* _SET TASK_: Go through the entries below and print each one exactly, leaving out pictures.
╔══
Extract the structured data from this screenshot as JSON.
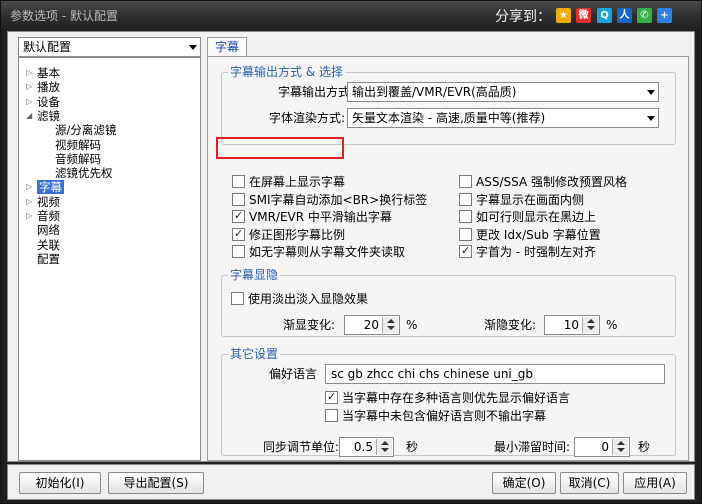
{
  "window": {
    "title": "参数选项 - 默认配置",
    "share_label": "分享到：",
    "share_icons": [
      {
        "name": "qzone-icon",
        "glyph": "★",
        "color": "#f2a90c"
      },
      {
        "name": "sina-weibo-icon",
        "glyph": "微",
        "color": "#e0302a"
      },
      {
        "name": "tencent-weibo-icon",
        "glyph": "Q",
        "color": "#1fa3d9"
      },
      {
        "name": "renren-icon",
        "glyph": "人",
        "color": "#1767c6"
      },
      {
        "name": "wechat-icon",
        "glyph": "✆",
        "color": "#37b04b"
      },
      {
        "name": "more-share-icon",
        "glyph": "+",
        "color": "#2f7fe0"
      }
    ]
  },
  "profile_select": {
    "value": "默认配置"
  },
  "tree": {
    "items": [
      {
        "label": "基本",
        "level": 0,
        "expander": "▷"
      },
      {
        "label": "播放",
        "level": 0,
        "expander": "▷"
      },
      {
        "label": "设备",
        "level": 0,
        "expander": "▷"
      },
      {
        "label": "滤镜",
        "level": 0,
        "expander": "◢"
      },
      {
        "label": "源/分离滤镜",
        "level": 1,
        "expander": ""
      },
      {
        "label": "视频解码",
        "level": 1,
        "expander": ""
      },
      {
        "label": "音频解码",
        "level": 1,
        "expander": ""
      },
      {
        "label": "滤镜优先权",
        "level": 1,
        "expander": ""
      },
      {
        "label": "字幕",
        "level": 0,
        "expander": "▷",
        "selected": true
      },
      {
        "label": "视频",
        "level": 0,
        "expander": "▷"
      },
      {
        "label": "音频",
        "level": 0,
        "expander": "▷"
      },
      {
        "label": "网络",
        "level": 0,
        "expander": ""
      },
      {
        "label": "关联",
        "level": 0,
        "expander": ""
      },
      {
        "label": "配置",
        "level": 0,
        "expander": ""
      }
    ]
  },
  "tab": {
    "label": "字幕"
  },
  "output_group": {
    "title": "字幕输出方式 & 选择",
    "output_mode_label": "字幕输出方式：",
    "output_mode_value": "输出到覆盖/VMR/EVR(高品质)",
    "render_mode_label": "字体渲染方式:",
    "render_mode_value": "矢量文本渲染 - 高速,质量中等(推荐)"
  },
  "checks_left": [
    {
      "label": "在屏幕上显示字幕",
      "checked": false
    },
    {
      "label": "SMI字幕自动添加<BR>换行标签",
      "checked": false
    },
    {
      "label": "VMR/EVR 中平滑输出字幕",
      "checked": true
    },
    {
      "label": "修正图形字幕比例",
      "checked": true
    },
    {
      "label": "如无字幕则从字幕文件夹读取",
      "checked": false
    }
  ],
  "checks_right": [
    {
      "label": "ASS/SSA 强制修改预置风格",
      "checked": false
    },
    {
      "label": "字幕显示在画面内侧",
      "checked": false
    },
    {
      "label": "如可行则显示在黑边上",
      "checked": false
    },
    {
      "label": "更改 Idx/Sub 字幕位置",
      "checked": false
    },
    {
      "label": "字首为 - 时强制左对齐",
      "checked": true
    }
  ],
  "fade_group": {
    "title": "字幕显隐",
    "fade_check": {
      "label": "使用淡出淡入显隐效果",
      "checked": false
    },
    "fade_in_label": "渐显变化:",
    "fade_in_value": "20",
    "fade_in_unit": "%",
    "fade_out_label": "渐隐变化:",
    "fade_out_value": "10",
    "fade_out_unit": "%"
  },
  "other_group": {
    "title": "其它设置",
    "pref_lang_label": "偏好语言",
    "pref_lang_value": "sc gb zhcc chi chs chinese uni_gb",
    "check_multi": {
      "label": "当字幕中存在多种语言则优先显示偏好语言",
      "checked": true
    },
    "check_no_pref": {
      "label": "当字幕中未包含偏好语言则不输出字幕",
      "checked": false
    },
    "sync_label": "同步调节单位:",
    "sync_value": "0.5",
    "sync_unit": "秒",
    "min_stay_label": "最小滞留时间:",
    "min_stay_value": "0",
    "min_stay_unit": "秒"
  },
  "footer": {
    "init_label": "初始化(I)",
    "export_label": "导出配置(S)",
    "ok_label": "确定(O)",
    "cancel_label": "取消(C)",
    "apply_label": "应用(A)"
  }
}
╚══
* _SOLUTION TO THE EXERCISE_:
Extract the structured data from this screenshot as JSON.
{
  "window": {
    "title": "参数选项 - 默认配置",
    "share_label": "分享到：",
    "share_icons": [
      {
        "name": "qzone-icon",
        "glyph": "★",
        "color": "#f2a90c"
      },
      {
        "name": "sina-weibo-icon",
        "glyph": "微",
        "color": "#e0302a"
      },
      {
        "name": "tencent-weibo-icon",
        "glyph": "Q",
        "color": "#1fa3d9"
      },
      {
        "name": "renren-icon",
        "glyph": "人",
        "color": "#1767c6"
      },
      {
        "name": "wechat-icon",
        "glyph": "✆",
        "color": "#37b04b"
      },
      {
        "name": "more-share-icon",
        "glyph": "+",
        "color": "#2f7fe0"
      }
    ]
  },
  "profile_select": {
    "value": "默认配置"
  },
  "tree": {
    "items": [
      {
        "label": "基本",
        "level": 0,
        "expander": "▷"
      },
      {
        "label": "播放",
        "level": 0,
        "expander": "▷"
      },
      {
        "label": "设备",
        "level": 0,
        "expander": "▷"
      },
      {
        "label": "滤镜",
        "level": 0,
        "expander": "◢"
      },
      {
        "label": "源/分离滤镜",
        "level": 1,
        "expander": ""
      },
      {
        "label": "视频解码",
        "level": 1,
        "expander": ""
      },
      {
        "label": "音频解码",
        "level": 1,
        "expander": ""
      },
      {
        "label": "滤镜优先权",
        "level": 1,
        "expander": ""
      },
      {
        "label": "字幕",
        "level": 0,
        "expander": "▷",
        "selected": true
      },
      {
        "label": "视频",
        "level": 0,
        "expander": "▷"
      },
      {
        "label": "音频",
        "level": 0,
        "expander": "▷"
      },
      {
        "label": "网络",
        "level": 0,
        "expander": ""
      },
      {
        "label": "关联",
        "level": 0,
        "expander": ""
      },
      {
        "label": "配置",
        "level": 0,
        "expander": ""
      }
    ]
  },
  "tab": {
    "label": "字幕"
  },
  "output_group": {
    "title": "字幕输出方式 & 选择",
    "output_mode_label": "字幕输出方式：",
    "output_mode_value": "输出到覆盖/VMR/EVR(高品质)",
    "render_mode_label": "字体渲染方式:",
    "render_mode_value": "矢量文本渲染 - 高速,质量中等(推荐)"
  },
  "checks_left": [
    {
      "label": "在屏幕上显示字幕",
      "checked": false
    },
    {
      "label": "SMI字幕自动添加<BR>换行标签",
      "checked": false
    },
    {
      "label": "VMR/EVR 中平滑输出字幕",
      "checked": true
    },
    {
      "label": "修正图形字幕比例",
      "checked": true
    },
    {
      "label": "如无字幕则从字幕文件夹读取",
      "checked": false
    }
  ],
  "checks_right": [
    {
      "label": "ASS/SSA 强制修改预置风格",
      "checked": false
    },
    {
      "label": "字幕显示在画面内侧",
      "checked": false
    },
    {
      "label": "如可行则显示在黑边上",
      "checked": false
    },
    {
      "label": "更改 Idx/Sub 字幕位置",
      "checked": false
    },
    {
      "label": "字首为 - 时强制左对齐",
      "checked": true
    }
  ],
  "fade_group": {
    "title": "字幕显隐",
    "fade_check": {
      "label": "使用淡出淡入显隐效果",
      "checked": false
    },
    "fade_in_label": "渐显变化:",
    "fade_in_value": "20",
    "fade_in_unit": "%",
    "fade_out_label": "渐隐变化:",
    "fade_out_value": "10",
    "fade_out_unit": "%"
  },
  "other_group": {
    "title": "其它设置",
    "pref_lang_label": "偏好语言",
    "pref_lang_value": "sc gb zhcc chi chs chinese uni_gb",
    "check_multi": {
      "label": "当字幕中存在多种语言则优先显示偏好语言",
      "checked": true
    },
    "check_no_pref": {
      "label": "当字幕中未包含偏好语言则不输出字幕",
      "checked": false
    },
    "sync_label": "同步调节单位:",
    "sync_value": "0.5",
    "sync_unit": "秒",
    "min_stay_label": "最小滞留时间:",
    "min_stay_value": "0",
    "min_stay_unit": "秒"
  },
  "footer": {
    "init_label": "初始化(I)",
    "export_label": "导出配置(S)",
    "ok_label": "确定(O)",
    "cancel_label": "取消(C)",
    "apply_label": "应用(A)"
  }
}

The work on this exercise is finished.